**What needs to be done**
Find each line with the word "بودجه" and state how many there are, nothing more.

Records contained in a dataset
______

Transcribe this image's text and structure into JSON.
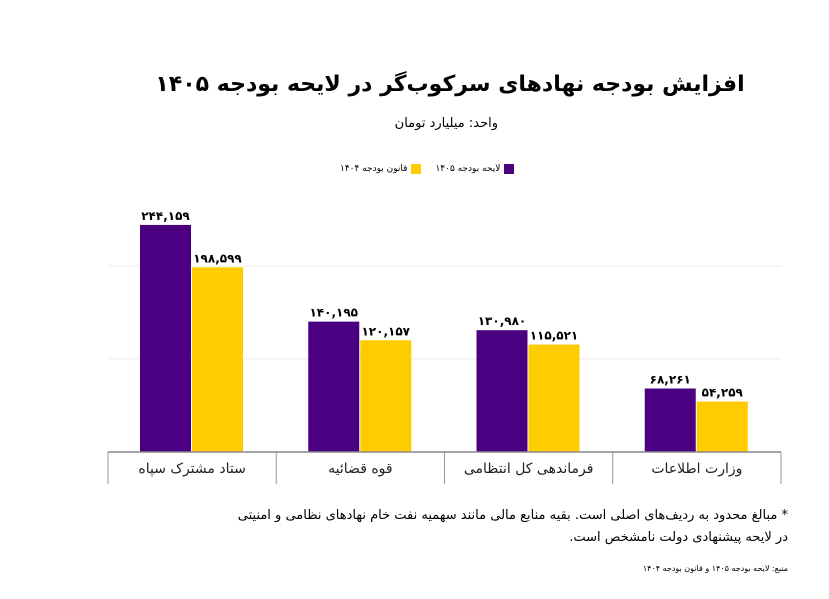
{
  "title": "افزایش بودجه نهادهای سرکوب‌گر در لایحه بودجه ۱۴۰۵",
  "subtitle": "واحد: میلیارد تومان",
  "footnote_line1": "* مبالغ محدود به ردیف‌های اصلی است. بقیه منابع مالی مانند سهمیه نفت خام نهادهای نظامی و امنیتی",
  "footnote_line2": "در لایحه پیشنهادی دولت نامشخص است.",
  "source": "منبع: لایحه بودجه ۱۴۰۵ و قانون بودجه ۱۴۰۴",
  "chart_data": {
    "type": "bar",
    "title": "افزایش بودجه نهادهای سرکوب‌گر در لایحه بودجه ۱۴۰۵",
    "categories": [
      "ستاد مشترک سپاه",
      "قوه قضائیه",
      "فرماندهی کل انتظامی",
      "وزارت اطلاعات"
    ],
    "series": [
      {
        "name": "لایحه بودجه ۱۴۰۵",
        "color": "#4b0082",
        "values": [
          244159,
          140195,
          130980,
          68261
        ],
        "labels": [
          "۲۴۴,۱۵۹",
          "۱۴۰,۱۹۵",
          "۱۳۰,۹۸۰",
          "۶۸,۲۶۱"
        ]
      },
      {
        "name": "قانون بودجه ۱۴۰۴",
        "color": "#ffcc00",
        "values": [
          198599,
          120157,
          115521,
          54259
        ],
        "labels": [
          "۱۹۸,۵۹۹",
          "۱۲۰,۱۵۷",
          "۱۱۵,۵۲۱",
          "۵۴,۲۵۹"
        ]
      }
    ],
    "ylim": [
      0,
      300000
    ],
    "grid": true,
    "legend": "top-center"
  }
}
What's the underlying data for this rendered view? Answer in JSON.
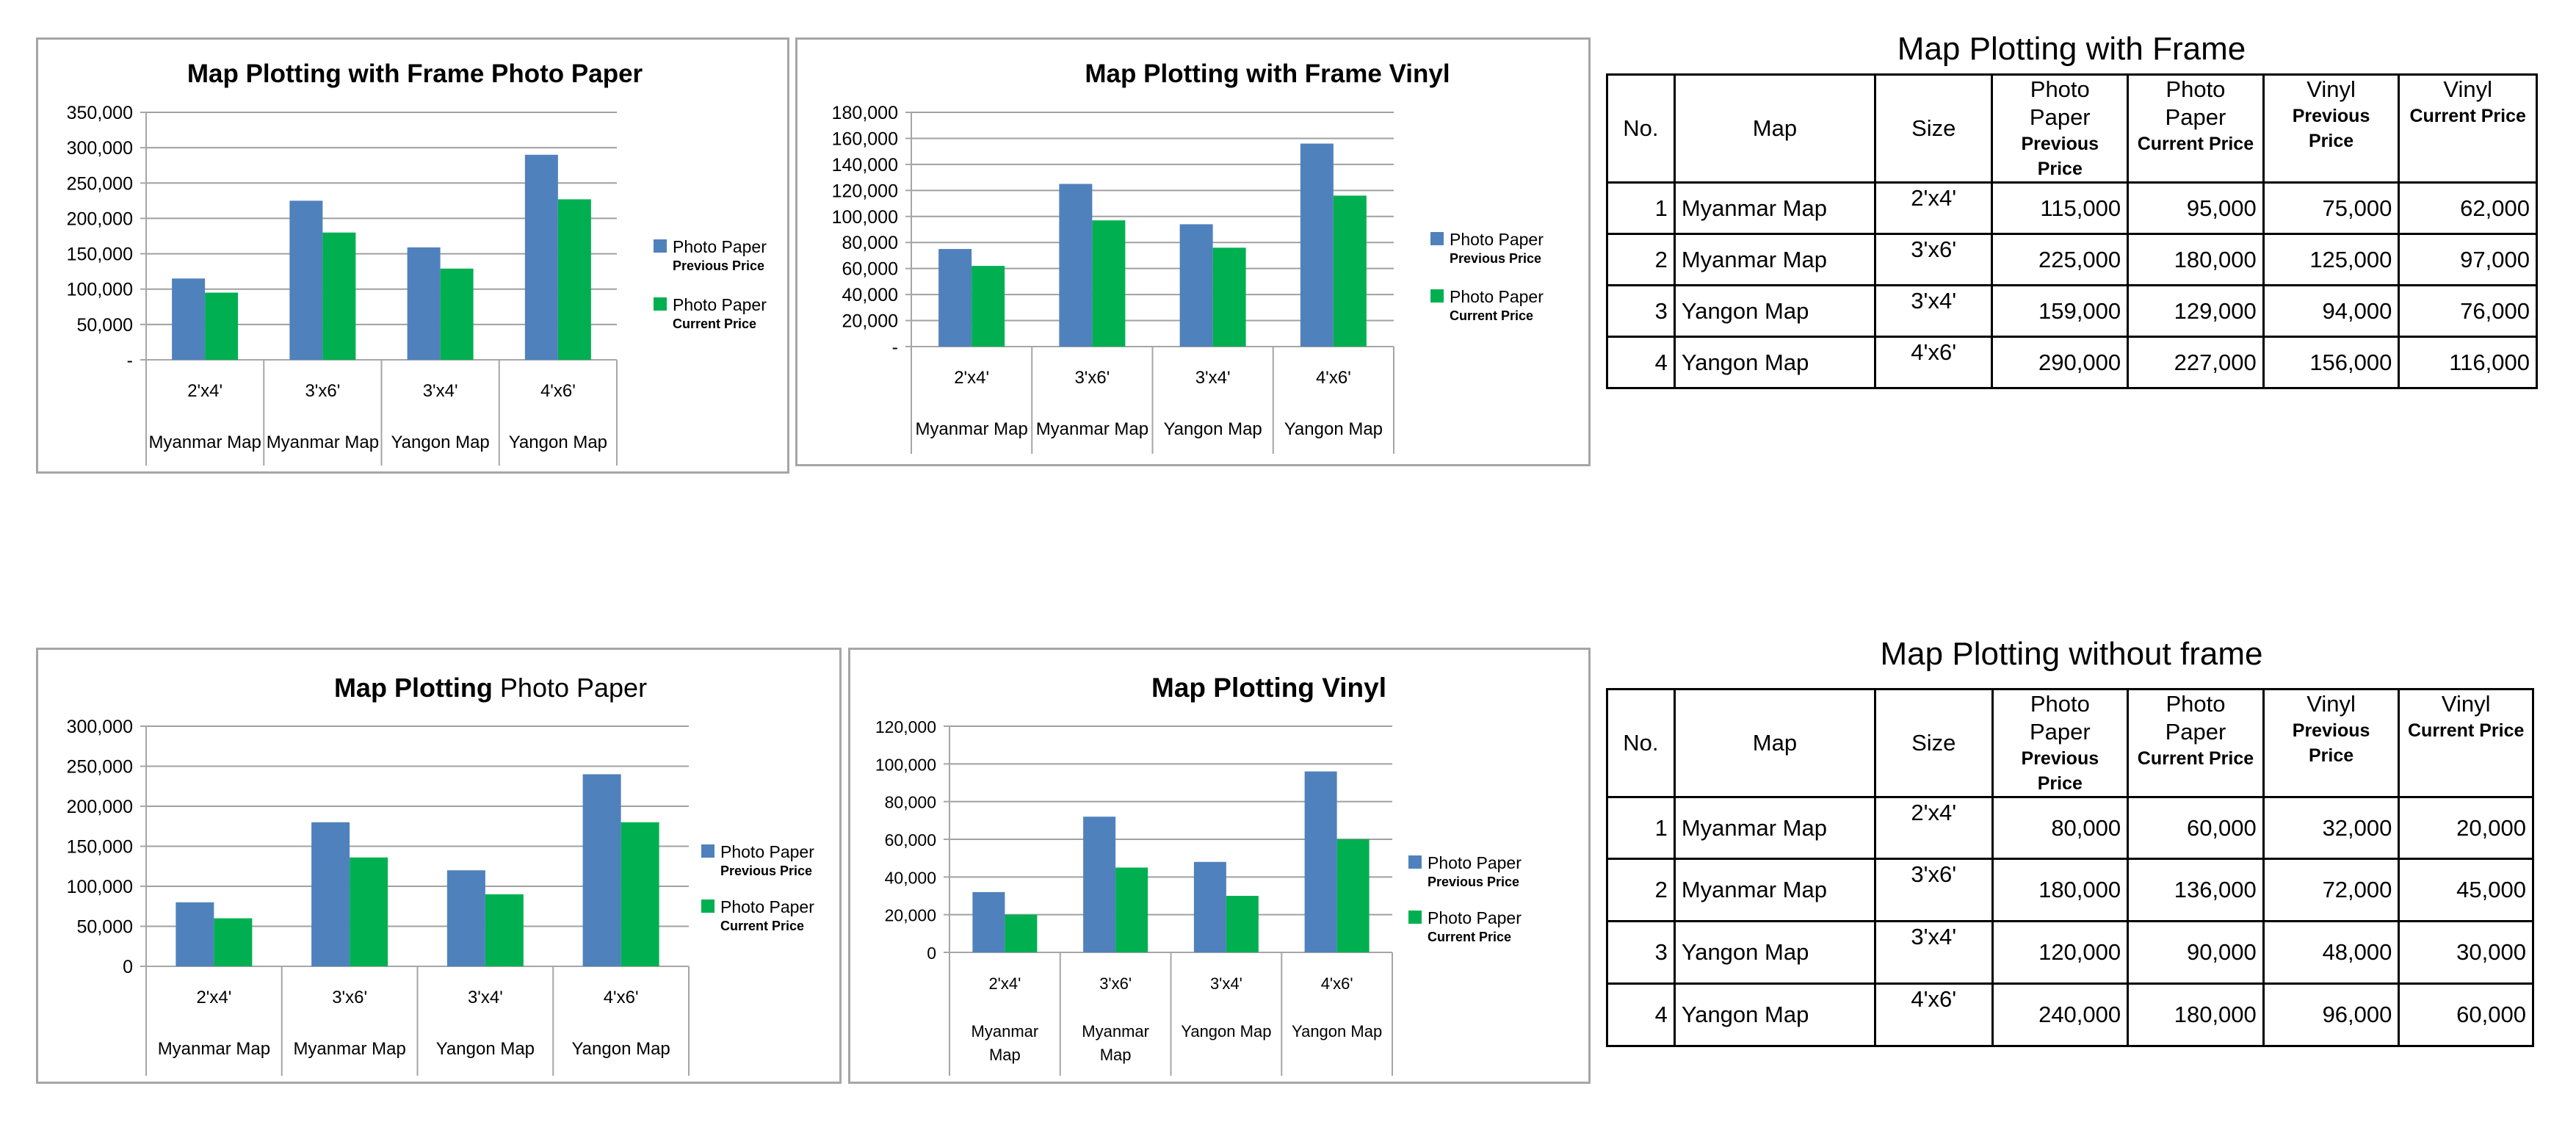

______

**Output below**
5